*Exercise*
Reply with nothing except the number of lines that contain the word "SUEZ".

*Task data*

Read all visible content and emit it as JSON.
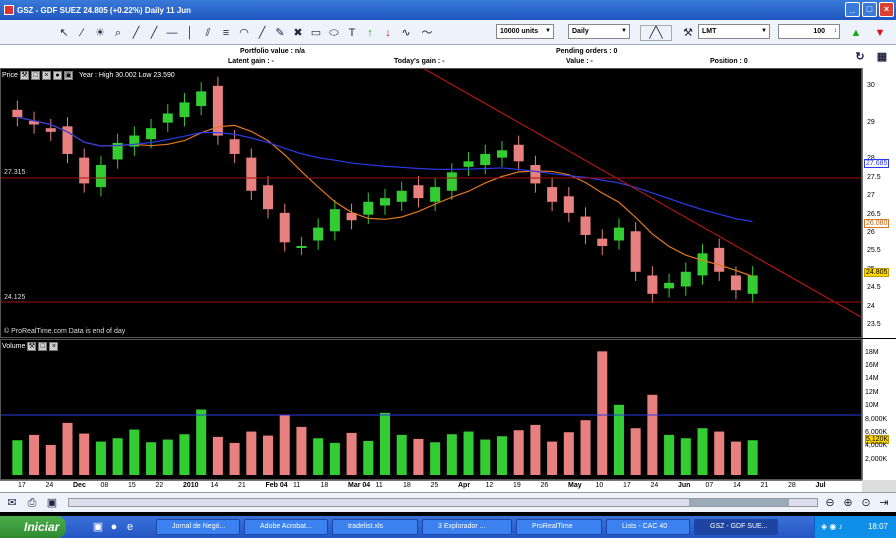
{
  "window": {
    "title": "GSZ - GDF SUEZ    24.805 (+0.22%)    Daily   11 Jun",
    "controls": [
      "_",
      "□",
      "×"
    ]
  },
  "toolbar": {
    "units": "10000 units",
    "interval": "Daily",
    "order_type": "LMT",
    "quantity": "100"
  },
  "info": {
    "portfolio_value": "Portfolio value : n/a",
    "latent_gain": "Latent gain : -",
    "todays_gain": "Today's gain : -",
    "pending_orders": "Pending orders : 0",
    "value": "Value : -",
    "position": "Position : 0"
  },
  "price_panel": {
    "label": "Price",
    "stats": "Year : High 30.002 Low 23.590",
    "copyright": "© ProRealTime.com  Data is end of day",
    "level_high_label": "27.315",
    "level_low_label": "24.125",
    "y_ticks": [
      "30",
      "29",
      "28",
      "27.5",
      "27",
      "26.5",
      "26",
      "25.5",
      "25",
      "24.5",
      "24",
      "23.5"
    ],
    "badges": {
      "ma_blue": "27.685",
      "ma_orange": "26.080",
      "last": "24.805"
    },
    "colors": {
      "up": "#33cc33",
      "down": "#e88080",
      "ma_blue": "#2a3ae8",
      "ma_orange": "#e07820",
      "trend": "#c81818",
      "level": "#a01010"
    }
  },
  "volume_panel": {
    "label": "Volume",
    "y_ticks": [
      "18M",
      "16M",
      "14M",
      "12M",
      "10M",
      "8,000K",
      "6,000K",
      "5,120K",
      "4,000K",
      "2,000K"
    ]
  },
  "x_axis": [
    "17",
    "24",
    "Dec",
    "08",
    "15",
    "22",
    "2010",
    "14",
    "21",
    "Feb 04",
    "11",
    "18",
    "Mar 04",
    "11",
    "18",
    "25",
    "Apr",
    "12",
    "19",
    "26",
    "May",
    "10",
    "17",
    "24",
    "Jun",
    "07",
    "14",
    "21",
    "28",
    "Jul"
  ],
  "taskbar": {
    "start": "Iniciar",
    "items": [
      "Jornal de Negó...",
      "Adobe Acrobat...",
      "tradelist.xls",
      "3 Explorador ...",
      "ProRealTime",
      "Lists - CAC 40",
      "GSZ - GDF SUE..."
    ],
    "clock": "18:07"
  },
  "chart_data": {
    "type": "candlestick",
    "title": "GSZ - GDF SUEZ",
    "series": [
      {
        "name": "Price close (approx.)",
        "values": [
          29.2,
          29.0,
          28.8,
          28.2,
          27.4,
          27.9,
          28.5,
          28.7,
          28.9,
          29.3,
          29.6,
          29.9,
          28.7,
          28.2,
          27.2,
          26.7,
          25.8,
          25.7,
          26.2,
          26.7,
          26.4,
          26.9,
          27.0,
          27.2,
          27.0,
          27.3,
          27.7,
          28.0,
          28.2,
          28.3,
          28.0,
          27.4,
          26.9,
          26.6,
          26.0,
          25.7,
          26.2,
          25.0,
          24.4,
          24.7,
          25.0,
          25.5,
          25.0,
          24.5,
          24.9
        ]
      },
      {
        "name": "Volume (M, approx.)",
        "values": [
          5.2,
          6.0,
          4.5,
          7.8,
          6.2,
          5.0,
          5.5,
          6.8,
          4.9,
          5.3,
          6.1,
          9.8,
          5.7,
          4.8,
          6.5,
          5.9,
          9.0,
          7.2,
          5.5,
          4.8,
          6.3,
          5.1,
          9.3,
          6.0,
          5.4,
          4.9,
          6.1,
          6.5,
          5.3,
          5.8,
          6.7,
          7.5,
          5.0,
          6.4,
          8.2,
          18.5,
          10.5,
          7.0,
          12.0,
          6.0,
          5.5,
          7.0,
          6.5,
          5.0,
          5.2
        ]
      }
    ],
    "ylim": [
      23.5,
      30.1
    ]
  }
}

*Finished exercise*
2